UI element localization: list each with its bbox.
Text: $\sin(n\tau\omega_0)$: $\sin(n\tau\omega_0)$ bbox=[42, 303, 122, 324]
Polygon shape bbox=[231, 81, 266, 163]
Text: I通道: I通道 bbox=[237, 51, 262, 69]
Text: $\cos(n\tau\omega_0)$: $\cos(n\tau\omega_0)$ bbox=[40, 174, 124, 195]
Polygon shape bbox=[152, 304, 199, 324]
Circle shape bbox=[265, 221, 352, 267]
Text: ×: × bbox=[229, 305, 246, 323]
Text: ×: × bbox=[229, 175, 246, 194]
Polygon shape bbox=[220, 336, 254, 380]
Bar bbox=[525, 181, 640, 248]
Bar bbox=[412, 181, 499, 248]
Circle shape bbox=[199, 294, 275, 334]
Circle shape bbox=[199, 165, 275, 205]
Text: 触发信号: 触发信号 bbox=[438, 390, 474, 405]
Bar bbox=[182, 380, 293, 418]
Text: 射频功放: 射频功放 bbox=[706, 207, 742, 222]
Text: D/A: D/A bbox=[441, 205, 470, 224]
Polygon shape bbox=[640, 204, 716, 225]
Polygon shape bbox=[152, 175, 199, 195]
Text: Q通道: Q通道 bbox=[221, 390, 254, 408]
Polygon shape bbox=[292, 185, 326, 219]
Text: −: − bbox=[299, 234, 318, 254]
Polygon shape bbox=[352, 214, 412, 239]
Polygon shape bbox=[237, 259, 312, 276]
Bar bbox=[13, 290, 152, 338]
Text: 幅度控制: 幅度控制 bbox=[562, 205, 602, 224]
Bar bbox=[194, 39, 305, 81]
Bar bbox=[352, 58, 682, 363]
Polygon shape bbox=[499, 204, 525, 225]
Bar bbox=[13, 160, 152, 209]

__EXERCISE PROMPT__: Copy out the records unchanged from their first line through the line that contains "Bar bbox=[412, 181, 499, 248]", including both of those lines.

__TASK SOLUTION__:
UI element localization: list each with its bbox.
Text: $\sin(n\tau\omega_0)$: $\sin(n\tau\omega_0)$ bbox=[42, 303, 122, 324]
Polygon shape bbox=[231, 81, 266, 163]
Text: I通道: I通道 bbox=[237, 51, 262, 69]
Text: $\cos(n\tau\omega_0)$: $\cos(n\tau\omega_0)$ bbox=[40, 174, 124, 195]
Polygon shape bbox=[152, 304, 199, 324]
Circle shape bbox=[265, 221, 352, 267]
Text: ×: × bbox=[229, 305, 246, 323]
Text: ×: × bbox=[229, 175, 246, 194]
Polygon shape bbox=[220, 336, 254, 380]
Bar bbox=[525, 181, 640, 248]
Bar bbox=[412, 181, 499, 248]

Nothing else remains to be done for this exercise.